(What you are asked to do): Review the listing and copy each line that holds the word "капитала".

(Records for processing):
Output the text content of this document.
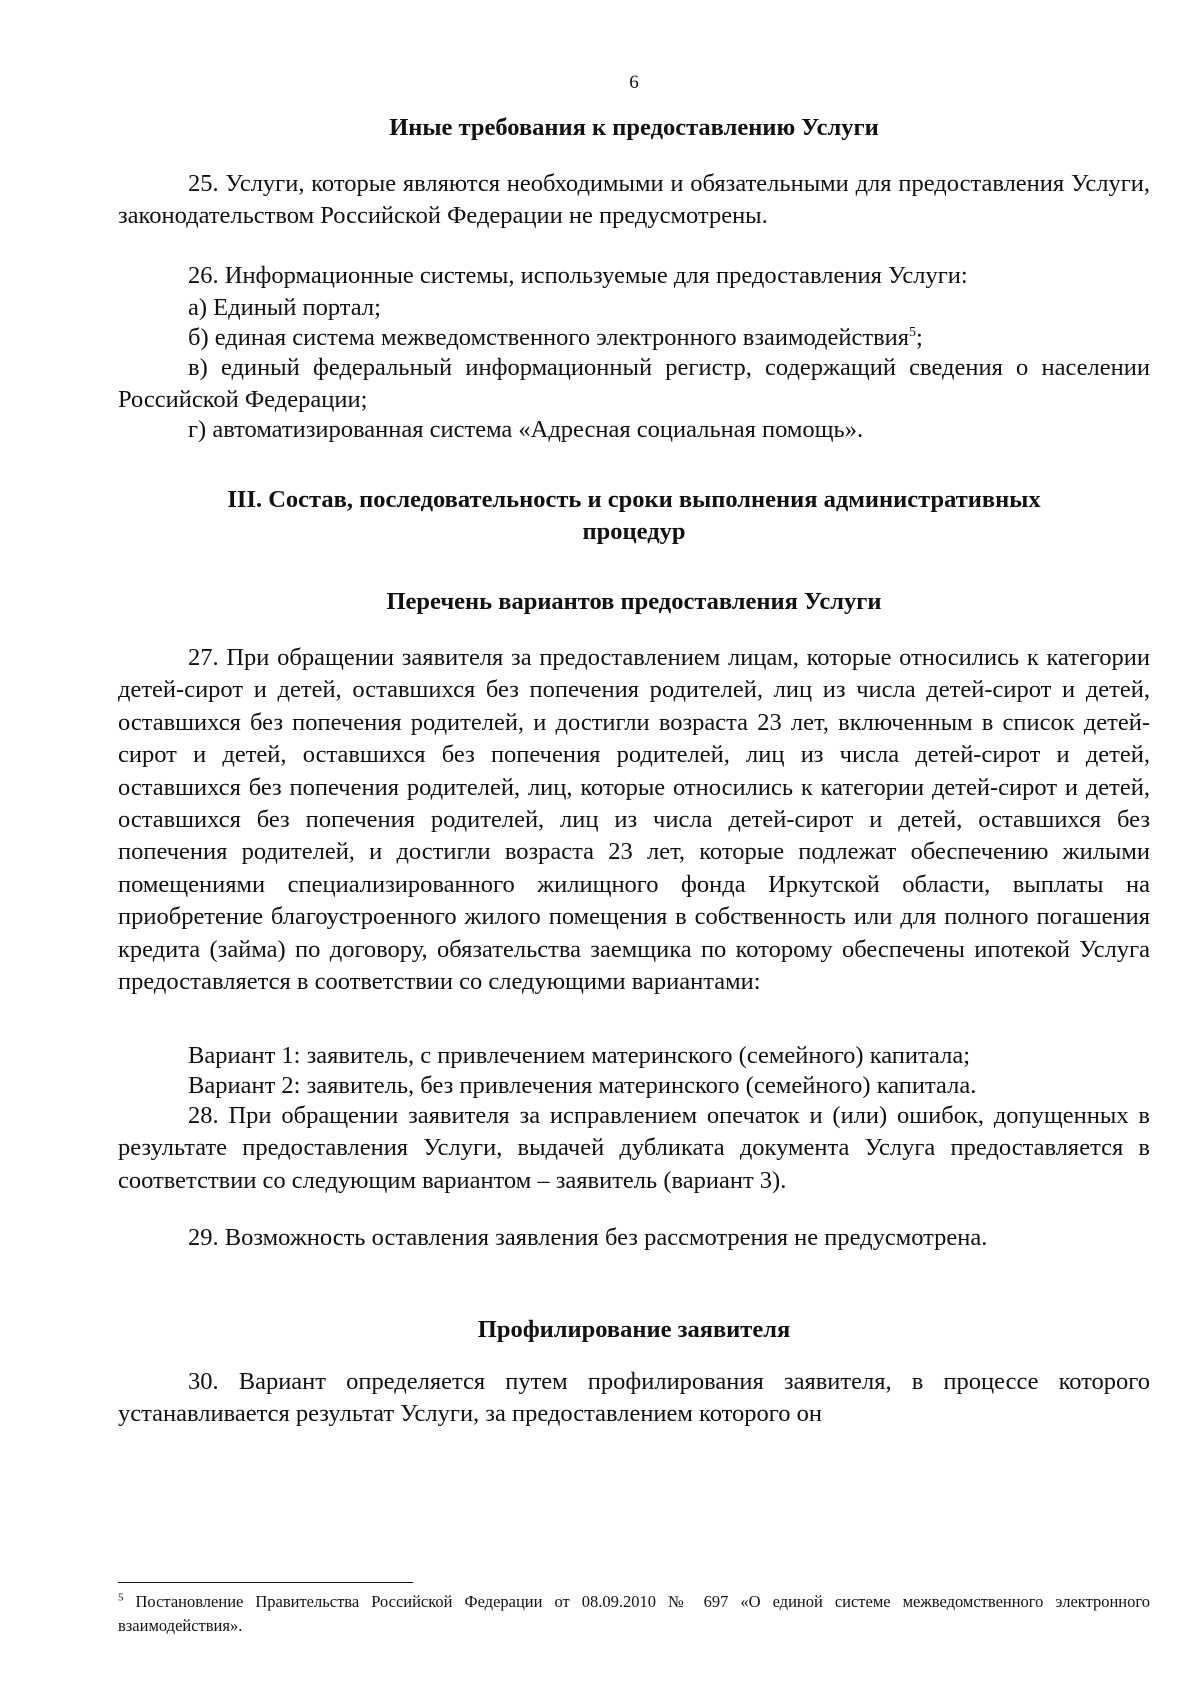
6
Иные требования к предоставлению Услуги

25. Услуги, которые являются необходимыми и обязательными для предоставления Услуги, законодательством Российской Федерации не предусмотрены.

26. Информационные системы, используемые для предоставления Услуги:

а) Единый портал;

б) единая система межведомственного электронного взаимодействия$^5$;

в) единый федеральный информационный регистр, содержащий сведения о населении Российской Федерации;

г) автоматизированная система «Адресная социальная помощь».

III. Состав, последовательность и сроки выполнения административных процедур
Перечень вариантов предоставления Услуги

27. При обращении заявителя за предоставлением лицам, которые относились к категории детей-сирот и детей, оставшихся без попечения родителей, лиц из числа детей-сирот и детей, оставшихся без попечения родителей, и достигли возраста 23 лет, включенным в список детей-сирот и детей, оставшихся без попечения родителей, лиц из числа детей-сирот и детей, оставшихся без попечения родителей, лиц, которые относились к категории детей-сирот и детей, оставшихся без попечения родителей, лиц из числа детей-сирот и детей, оставшихся без попечения родителей, и достигли возраста 23 лет, которые подлежат обеспечению жилыми помещениями специализированного жилищного фонда Иркутской области, выплаты на приобретение благоустроенного жилого помещения в собственность или для полного погашения кредита (займа) по договору, обязательства заемщика по которому обеспечены ипотекой Услуга предоставляется в соответствии со следующими вариантами:

Вариант 1: заявитель, с привлечением материнского (семейного) капитала;

Вариант 2: заявитель, без привлечения материнского (семейного) капитала.

28. При обращении заявителя за исправлением опечаток и (или) ошибок, допущенных в результате предоставления Услуги, выдачей дубликата документа Услуга предоставляется в соответствии со следующим вариантом – заявитель (вариант 3).

29. Возможность оставления заявления без рассмотрения не предусмотрена.

Профилирование заявителя

30. Вариант определяется путем профилирования заявителя, в процессе которого устанавливается результат Услуги, за предоставлением которого он

$^5$ Постановление Правительства Российской Федерации от 08.09.2010 № 697 «О единой системе межведомственного электронного взаимодействия».
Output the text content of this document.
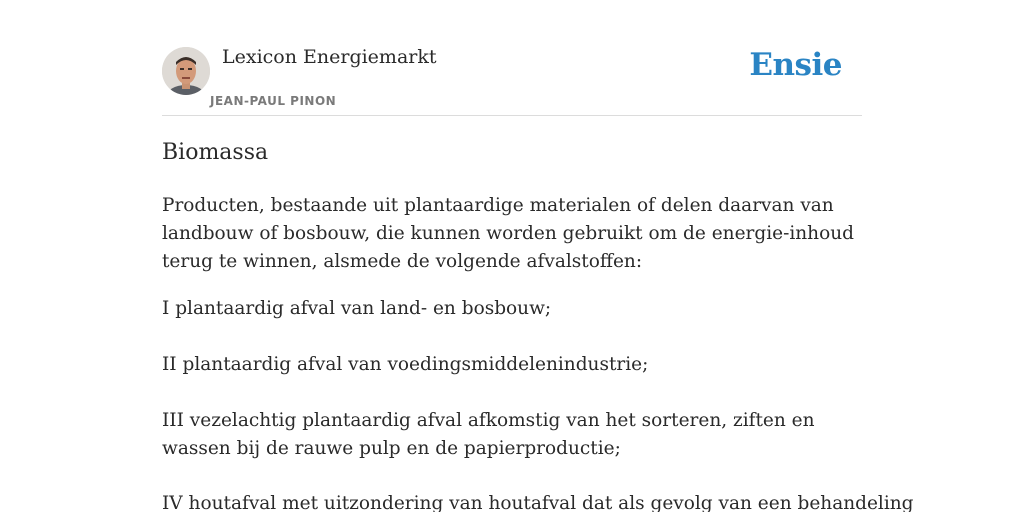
Lexicon Energiemarkt
JEAN-PAUL PINON
Ensie
Biomassa

Producten, bestaande uit plantaardige materialen of delen daarvan van landbouw of bosbouw, die kunnen worden gebruikt om de energie-inhoud terug te winnen, alsmede de volgende afvalstoffen:

I plantaardig afval van land- en bosbouw;

II plantaardig afval van voedingsmiddelenindustrie;

III vezelachtig plantaardig afval afkomstig van het sorteren, ziften en wassen bij de rauwe pulp en de papierproductie;

IV houtafval met uitzondering van houtafval dat als gevolg van een behandeling
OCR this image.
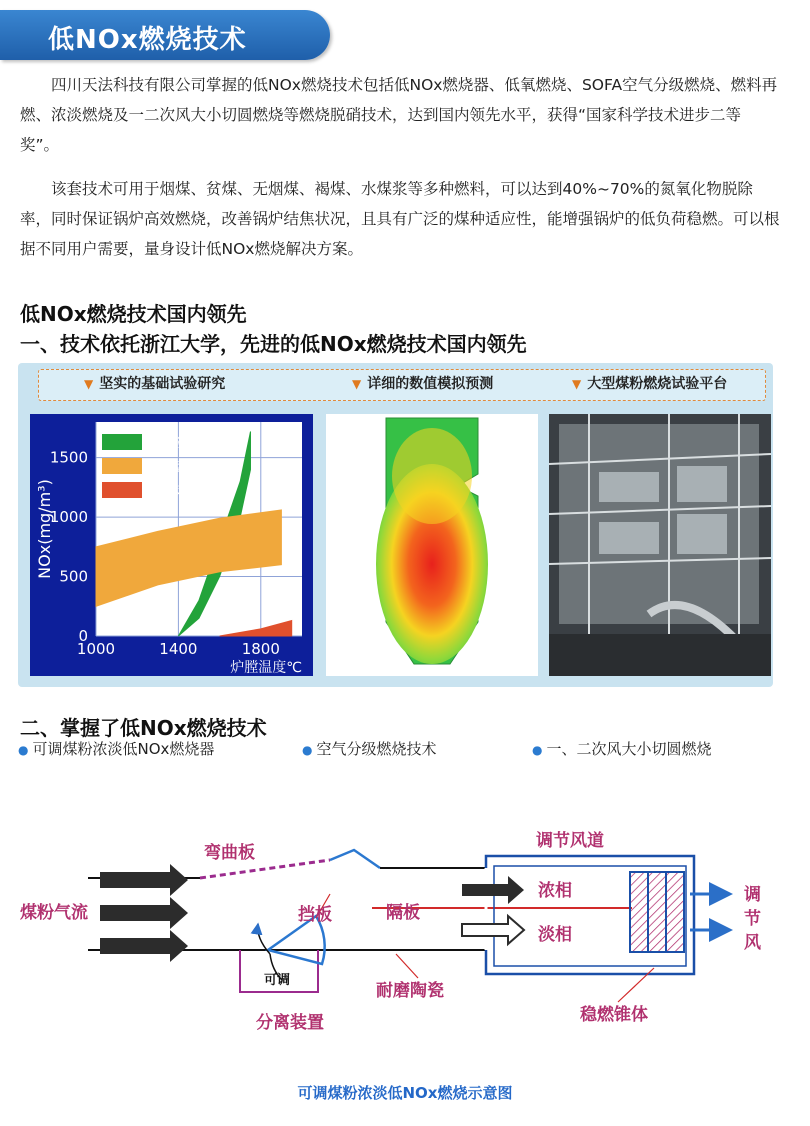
低NOx燃烧技术
四川天法科技有限公司掌握的低NOx燃烧技术包括低NOx燃烧器、低氧燃烧、SOFA空气分级燃烧、燃料再燃、浓淡燃烧及一二次风大小切圆燃烧等燃烧脱硝技术，达到国内领先水平，获得“国家科学技术进步二等奖”。
该套技术可用于烟煤、贫煤、无烟煤、褐煤、水煤浆等多种燃料，可以达到40%~70%的氮氧化物脱除率，同时保证锅炉高效燃烧，改善锅炉结焦状况，且具有广泛的煤种适应性，能增强锅炉的低负荷稳燃。可以根据不同用户需要，量身设计低NOx燃烧解决方案。
低NOx燃烧技术国内领先
一、技术依托浙江大学，先进的低NOx燃烧技术国内领先
▼ 坚实的基础试验研究	▼ 详细的数值模拟预测	▼ 大型煤粉燃烧试验平台
热反应NOx
燃料型NOx
瞬时反应型NOx
0
500
1000
1500
1000	1400	1800
NOx(mg/m³)
炉膛温度℃
二、掌握了低NOx燃烧技术
● 可调煤粉浓淡低NOx燃烧器	● 空气分级燃烧技术	● 一、二次风大小切圆燃烧
煤粉气流
弯曲板
挡板
可调
分离装置
隔板
耐磨陶瓷
调节风道
浓相
淡相
稳燃锥体
调
节
风
可调煤粉浓淡低NOx燃烧示意图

(Written answer):
Вариант 1: заявитель, с привлечением материнского (семейного) капитала;
Вариант 2: заявитель, без привлечения материнского (семейного) капитала.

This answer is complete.